• [Materials provided]:
»»

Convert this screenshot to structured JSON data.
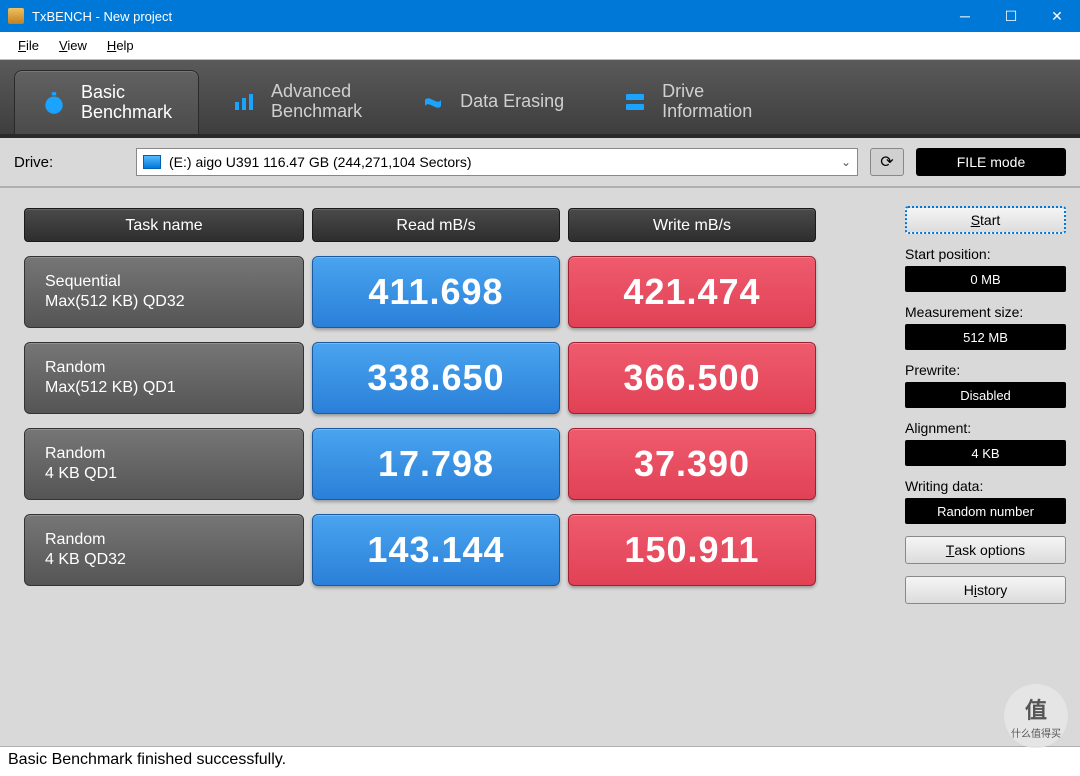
{
  "window": {
    "title": "TxBENCH - New project"
  },
  "menu": {
    "file": "File",
    "view": "View",
    "help": "Help"
  },
  "tabs": {
    "basic": {
      "l1": "Basic",
      "l2": "Benchmark"
    },
    "advanced": {
      "l1": "Advanced",
      "l2": "Benchmark"
    },
    "erasing": "Data Erasing",
    "drive": {
      "l1": "Drive",
      "l2": "Information"
    }
  },
  "drive": {
    "label": "Drive:",
    "selected": "(E:) aigo U391  116.47 GB (244,271,104 Sectors)",
    "filemode": "FILE mode"
  },
  "table": {
    "head": {
      "task": "Task name",
      "read": "Read mB/s",
      "write": "Write mB/s"
    },
    "rows": [
      {
        "name1": "Sequential",
        "name2": "Max(512 KB) QD32",
        "read": "411.698",
        "write": "421.474"
      },
      {
        "name1": "Random",
        "name2": "Max(512 KB) QD1",
        "read": "338.650",
        "write": "366.500"
      },
      {
        "name1": "Random",
        "name2": "4 KB QD1",
        "read": "17.798",
        "write": "37.390"
      },
      {
        "name1": "Random",
        "name2": "4 KB QD32",
        "read": "143.144",
        "write": "150.911"
      }
    ]
  },
  "sidebar": {
    "start": "Start",
    "startpos_label": "Start position:",
    "startpos": "0 MB",
    "meassize_label": "Measurement size:",
    "meassize": "512 MB",
    "prewrite_label": "Prewrite:",
    "prewrite": "Disabled",
    "align_label": "Alignment:",
    "align": "4 KB",
    "writedata_label": "Writing data:",
    "writedata": "Random number",
    "taskopt": "Task options",
    "history": "History"
  },
  "status": "Basic Benchmark finished successfully.",
  "watermark": {
    "char": "值",
    "text": "什么值得买"
  },
  "chart_data": {
    "type": "table",
    "title": "TxBENCH Basic Benchmark Results",
    "columns": [
      "Task name",
      "Read mB/s",
      "Write mB/s"
    ],
    "rows": [
      [
        "Sequential Max(512 KB) QD32",
        411.698,
        421.474
      ],
      [
        "Random Max(512 KB) QD1",
        338.65,
        366.5
      ],
      [
        "Random 4 KB QD1",
        17.798,
        37.39
      ],
      [
        "Random 4 KB QD32",
        143.144,
        150.911
      ]
    ]
  }
}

««

• [Task instructions]:
Output an exact copy of the material, with the pictures removed.

• [Response for this exercise]:
Convert this screenshot to structured JSON data.
{
  "window": {
    "title": "TxBENCH - New project"
  },
  "menu": {
    "file": "File",
    "view": "View",
    "help": "Help"
  },
  "tabs": {
    "basic": {
      "l1": "Basic",
      "l2": "Benchmark"
    },
    "advanced": {
      "l1": "Advanced",
      "l2": "Benchmark"
    },
    "erasing": "Data Erasing",
    "drive": {
      "l1": "Drive",
      "l2": "Information"
    }
  },
  "drive": {
    "label": "Drive:",
    "selected": "(E:) aigo U391  116.47 GB (244,271,104 Sectors)",
    "filemode": "FILE mode"
  },
  "table": {
    "head": {
      "task": "Task name",
      "read": "Read mB/s",
      "write": "Write mB/s"
    },
    "rows": [
      {
        "name1": "Sequential",
        "name2": "Max(512 KB) QD32",
        "read": "411.698",
        "write": "421.474"
      },
      {
        "name1": "Random",
        "name2": "Max(512 KB) QD1",
        "read": "338.650",
        "write": "366.500"
      },
      {
        "name1": "Random",
        "name2": "4 KB QD1",
        "read": "17.798",
        "write": "37.390"
      },
      {
        "name1": "Random",
        "name2": "4 KB QD32",
        "read": "143.144",
        "write": "150.911"
      }
    ]
  },
  "sidebar": {
    "start": "Start",
    "startpos_label": "Start position:",
    "startpos": "0 MB",
    "meassize_label": "Measurement size:",
    "meassize": "512 MB",
    "prewrite_label": "Prewrite:",
    "prewrite": "Disabled",
    "align_label": "Alignment:",
    "align": "4 KB",
    "writedata_label": "Writing data:",
    "writedata": "Random number",
    "taskopt": "Task options",
    "history": "History"
  },
  "status": "Basic Benchmark finished successfully.",
  "watermark": {
    "char": "值",
    "text": "什么值得买"
  },
  "chart_data": {
    "type": "table",
    "title": "TxBENCH Basic Benchmark Results",
    "columns": [
      "Task name",
      "Read mB/s",
      "Write mB/s"
    ],
    "rows": [
      [
        "Sequential Max(512 KB) QD32",
        411.698,
        421.474
      ],
      [
        "Random Max(512 KB) QD1",
        338.65,
        366.5
      ],
      [
        "Random 4 KB QD1",
        17.798,
        37.39
      ],
      [
        "Random 4 KB QD32",
        143.144,
        150.911
      ]
    ]
  }
}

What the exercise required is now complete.